• [INSTRUCTIONS FOR THE TASK]: From the listing below, copy out every line that contains the string "brand", treating uppercase and lowercase letters as different.

• [GIVEN ENTRIES]:
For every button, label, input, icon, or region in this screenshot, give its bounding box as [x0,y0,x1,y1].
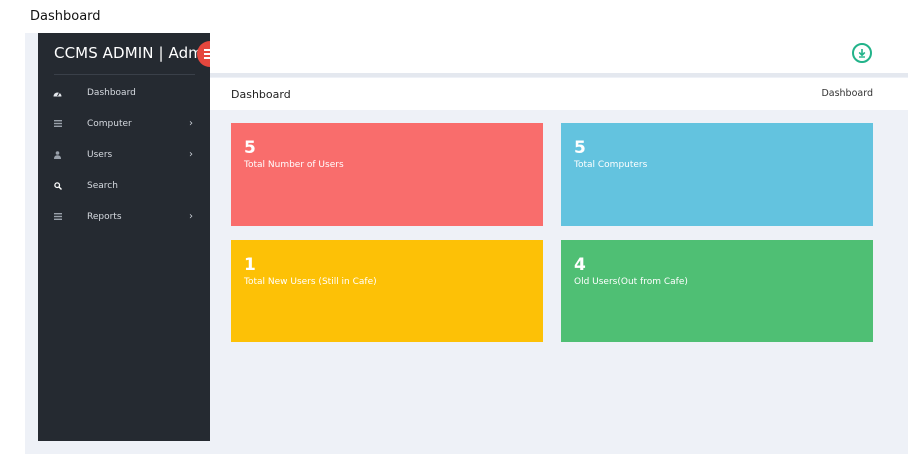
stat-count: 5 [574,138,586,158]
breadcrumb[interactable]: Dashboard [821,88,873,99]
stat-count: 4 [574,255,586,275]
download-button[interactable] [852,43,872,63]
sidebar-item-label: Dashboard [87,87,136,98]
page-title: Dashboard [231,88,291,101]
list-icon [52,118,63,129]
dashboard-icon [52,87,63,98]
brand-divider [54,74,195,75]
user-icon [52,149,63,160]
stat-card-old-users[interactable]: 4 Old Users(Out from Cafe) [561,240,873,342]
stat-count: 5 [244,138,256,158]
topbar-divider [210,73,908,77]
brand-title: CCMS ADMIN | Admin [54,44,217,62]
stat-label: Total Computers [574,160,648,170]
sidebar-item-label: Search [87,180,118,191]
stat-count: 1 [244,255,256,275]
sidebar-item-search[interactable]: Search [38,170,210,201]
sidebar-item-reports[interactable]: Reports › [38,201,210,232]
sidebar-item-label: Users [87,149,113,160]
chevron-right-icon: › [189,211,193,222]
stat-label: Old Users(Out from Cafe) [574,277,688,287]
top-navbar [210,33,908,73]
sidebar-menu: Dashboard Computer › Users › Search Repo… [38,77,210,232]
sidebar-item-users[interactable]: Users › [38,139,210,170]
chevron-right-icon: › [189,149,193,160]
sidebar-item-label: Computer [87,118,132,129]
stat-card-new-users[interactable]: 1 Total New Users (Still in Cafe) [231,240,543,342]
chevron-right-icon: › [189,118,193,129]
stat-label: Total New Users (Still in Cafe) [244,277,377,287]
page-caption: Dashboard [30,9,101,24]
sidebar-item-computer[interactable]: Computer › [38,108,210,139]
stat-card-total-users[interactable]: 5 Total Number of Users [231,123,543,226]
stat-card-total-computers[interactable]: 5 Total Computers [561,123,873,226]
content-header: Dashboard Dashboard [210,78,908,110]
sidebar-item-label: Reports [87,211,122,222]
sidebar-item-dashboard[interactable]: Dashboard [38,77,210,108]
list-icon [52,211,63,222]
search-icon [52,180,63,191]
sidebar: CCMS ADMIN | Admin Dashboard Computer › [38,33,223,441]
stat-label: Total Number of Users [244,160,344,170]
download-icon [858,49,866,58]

• [SOLUTION FOR THIS TASK]:
brand-divider [54,74,195,75]
brand-title: CCMS ADMIN | Admin [54,44,217,62]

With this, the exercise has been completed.